Figure collection entries →
## start

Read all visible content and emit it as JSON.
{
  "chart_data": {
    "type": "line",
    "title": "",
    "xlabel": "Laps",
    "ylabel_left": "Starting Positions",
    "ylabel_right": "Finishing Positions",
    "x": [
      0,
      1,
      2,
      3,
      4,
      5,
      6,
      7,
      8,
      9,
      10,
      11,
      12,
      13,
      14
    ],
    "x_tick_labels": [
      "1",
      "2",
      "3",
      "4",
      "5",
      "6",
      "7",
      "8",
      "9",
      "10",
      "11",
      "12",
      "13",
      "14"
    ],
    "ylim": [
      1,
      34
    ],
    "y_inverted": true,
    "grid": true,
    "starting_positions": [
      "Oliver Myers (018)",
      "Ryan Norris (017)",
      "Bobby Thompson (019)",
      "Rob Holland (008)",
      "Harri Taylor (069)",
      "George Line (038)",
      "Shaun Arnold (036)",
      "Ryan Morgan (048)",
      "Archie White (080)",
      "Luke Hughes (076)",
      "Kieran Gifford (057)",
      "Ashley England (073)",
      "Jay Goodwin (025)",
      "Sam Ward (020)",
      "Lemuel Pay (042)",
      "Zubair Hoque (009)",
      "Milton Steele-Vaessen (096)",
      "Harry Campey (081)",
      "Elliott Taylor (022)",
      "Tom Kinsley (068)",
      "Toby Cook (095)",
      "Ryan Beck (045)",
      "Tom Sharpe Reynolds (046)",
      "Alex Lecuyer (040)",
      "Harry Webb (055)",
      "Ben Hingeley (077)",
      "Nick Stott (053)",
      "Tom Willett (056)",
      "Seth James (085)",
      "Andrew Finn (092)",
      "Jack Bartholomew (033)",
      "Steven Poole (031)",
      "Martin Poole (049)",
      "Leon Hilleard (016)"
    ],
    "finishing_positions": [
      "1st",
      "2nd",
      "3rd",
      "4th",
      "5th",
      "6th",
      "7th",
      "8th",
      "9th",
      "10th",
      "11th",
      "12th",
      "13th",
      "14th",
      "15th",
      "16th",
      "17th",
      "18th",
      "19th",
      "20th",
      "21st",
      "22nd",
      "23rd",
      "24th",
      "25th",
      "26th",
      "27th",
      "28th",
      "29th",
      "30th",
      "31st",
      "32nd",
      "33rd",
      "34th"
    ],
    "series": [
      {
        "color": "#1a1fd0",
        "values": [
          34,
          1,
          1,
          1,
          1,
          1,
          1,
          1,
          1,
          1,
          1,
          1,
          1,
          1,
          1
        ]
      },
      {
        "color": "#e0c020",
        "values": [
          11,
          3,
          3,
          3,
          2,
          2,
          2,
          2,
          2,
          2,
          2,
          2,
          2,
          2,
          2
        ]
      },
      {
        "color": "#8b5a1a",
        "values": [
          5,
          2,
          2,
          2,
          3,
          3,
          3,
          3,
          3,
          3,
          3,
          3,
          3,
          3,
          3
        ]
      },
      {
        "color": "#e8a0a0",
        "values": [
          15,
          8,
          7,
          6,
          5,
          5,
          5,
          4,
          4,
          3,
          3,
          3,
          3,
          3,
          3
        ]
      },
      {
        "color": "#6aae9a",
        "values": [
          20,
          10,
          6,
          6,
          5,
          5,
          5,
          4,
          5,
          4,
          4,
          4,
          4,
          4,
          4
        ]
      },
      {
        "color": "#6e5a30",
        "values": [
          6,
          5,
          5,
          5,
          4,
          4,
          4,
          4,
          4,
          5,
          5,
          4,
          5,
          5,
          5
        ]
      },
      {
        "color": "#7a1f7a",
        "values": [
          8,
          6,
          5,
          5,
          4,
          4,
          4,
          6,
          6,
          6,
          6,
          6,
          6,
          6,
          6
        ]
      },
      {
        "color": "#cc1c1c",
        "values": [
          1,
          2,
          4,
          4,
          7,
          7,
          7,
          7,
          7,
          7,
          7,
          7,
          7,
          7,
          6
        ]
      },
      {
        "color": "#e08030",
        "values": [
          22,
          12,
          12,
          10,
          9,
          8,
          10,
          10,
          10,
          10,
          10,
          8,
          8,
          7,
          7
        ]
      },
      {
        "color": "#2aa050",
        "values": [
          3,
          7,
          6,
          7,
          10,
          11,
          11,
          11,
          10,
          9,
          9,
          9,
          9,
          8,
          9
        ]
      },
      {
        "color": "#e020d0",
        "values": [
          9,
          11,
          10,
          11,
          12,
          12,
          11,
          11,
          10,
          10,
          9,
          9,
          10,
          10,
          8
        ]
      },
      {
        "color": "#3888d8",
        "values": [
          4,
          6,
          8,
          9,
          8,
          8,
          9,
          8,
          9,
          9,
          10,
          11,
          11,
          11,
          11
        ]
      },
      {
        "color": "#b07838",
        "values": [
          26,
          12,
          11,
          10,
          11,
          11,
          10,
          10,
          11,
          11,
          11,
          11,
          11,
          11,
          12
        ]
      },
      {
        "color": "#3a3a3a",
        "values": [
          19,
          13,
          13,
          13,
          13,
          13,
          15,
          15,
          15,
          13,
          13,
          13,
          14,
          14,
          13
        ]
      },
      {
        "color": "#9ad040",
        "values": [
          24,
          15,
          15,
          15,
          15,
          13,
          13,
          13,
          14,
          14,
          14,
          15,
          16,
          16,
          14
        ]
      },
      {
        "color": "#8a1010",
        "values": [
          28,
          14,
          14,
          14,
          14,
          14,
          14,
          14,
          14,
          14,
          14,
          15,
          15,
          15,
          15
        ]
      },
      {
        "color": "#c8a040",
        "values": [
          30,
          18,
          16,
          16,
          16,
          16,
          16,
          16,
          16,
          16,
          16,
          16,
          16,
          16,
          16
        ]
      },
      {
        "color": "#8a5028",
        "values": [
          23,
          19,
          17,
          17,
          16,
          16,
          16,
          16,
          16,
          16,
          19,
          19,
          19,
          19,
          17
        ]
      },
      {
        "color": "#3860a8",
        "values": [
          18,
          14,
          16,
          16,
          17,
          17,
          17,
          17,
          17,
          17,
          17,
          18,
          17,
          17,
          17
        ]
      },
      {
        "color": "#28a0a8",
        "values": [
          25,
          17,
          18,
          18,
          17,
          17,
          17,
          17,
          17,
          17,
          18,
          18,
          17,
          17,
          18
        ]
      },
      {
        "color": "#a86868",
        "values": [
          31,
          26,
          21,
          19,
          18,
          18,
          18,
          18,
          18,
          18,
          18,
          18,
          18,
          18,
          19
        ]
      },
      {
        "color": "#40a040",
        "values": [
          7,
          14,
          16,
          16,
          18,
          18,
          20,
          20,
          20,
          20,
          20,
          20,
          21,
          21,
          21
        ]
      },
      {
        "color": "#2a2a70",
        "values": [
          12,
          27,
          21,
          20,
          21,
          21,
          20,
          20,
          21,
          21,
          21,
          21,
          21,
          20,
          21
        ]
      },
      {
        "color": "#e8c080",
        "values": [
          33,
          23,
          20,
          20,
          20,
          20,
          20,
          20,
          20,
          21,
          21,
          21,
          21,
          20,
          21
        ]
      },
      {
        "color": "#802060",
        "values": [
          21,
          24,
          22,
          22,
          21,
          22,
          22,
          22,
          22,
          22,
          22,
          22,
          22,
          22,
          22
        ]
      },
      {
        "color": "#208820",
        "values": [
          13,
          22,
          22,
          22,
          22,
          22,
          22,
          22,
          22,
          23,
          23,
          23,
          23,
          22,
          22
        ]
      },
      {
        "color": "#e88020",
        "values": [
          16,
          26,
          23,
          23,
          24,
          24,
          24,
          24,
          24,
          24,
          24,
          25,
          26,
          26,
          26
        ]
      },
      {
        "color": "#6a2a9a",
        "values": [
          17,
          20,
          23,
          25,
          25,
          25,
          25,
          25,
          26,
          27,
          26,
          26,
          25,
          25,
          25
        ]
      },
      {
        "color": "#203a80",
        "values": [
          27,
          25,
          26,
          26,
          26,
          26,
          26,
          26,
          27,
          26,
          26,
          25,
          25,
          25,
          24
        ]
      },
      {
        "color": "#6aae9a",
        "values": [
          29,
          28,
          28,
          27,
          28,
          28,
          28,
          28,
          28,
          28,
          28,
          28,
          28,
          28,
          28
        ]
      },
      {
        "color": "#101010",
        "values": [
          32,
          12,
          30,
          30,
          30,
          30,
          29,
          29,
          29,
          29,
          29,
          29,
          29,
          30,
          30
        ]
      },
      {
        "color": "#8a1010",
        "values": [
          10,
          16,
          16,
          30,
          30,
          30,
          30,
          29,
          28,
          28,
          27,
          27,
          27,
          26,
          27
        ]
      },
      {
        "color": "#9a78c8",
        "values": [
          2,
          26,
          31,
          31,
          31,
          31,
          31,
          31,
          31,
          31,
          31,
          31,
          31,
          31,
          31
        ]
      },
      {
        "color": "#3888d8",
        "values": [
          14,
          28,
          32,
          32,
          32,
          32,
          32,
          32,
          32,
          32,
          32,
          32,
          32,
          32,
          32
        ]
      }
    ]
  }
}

## end

Aim of the task → Find each line in the records holding the string "Taylor" and show it.

The answer →
      "Harri Taylor (069)",
      "Elliott Taylor (022)",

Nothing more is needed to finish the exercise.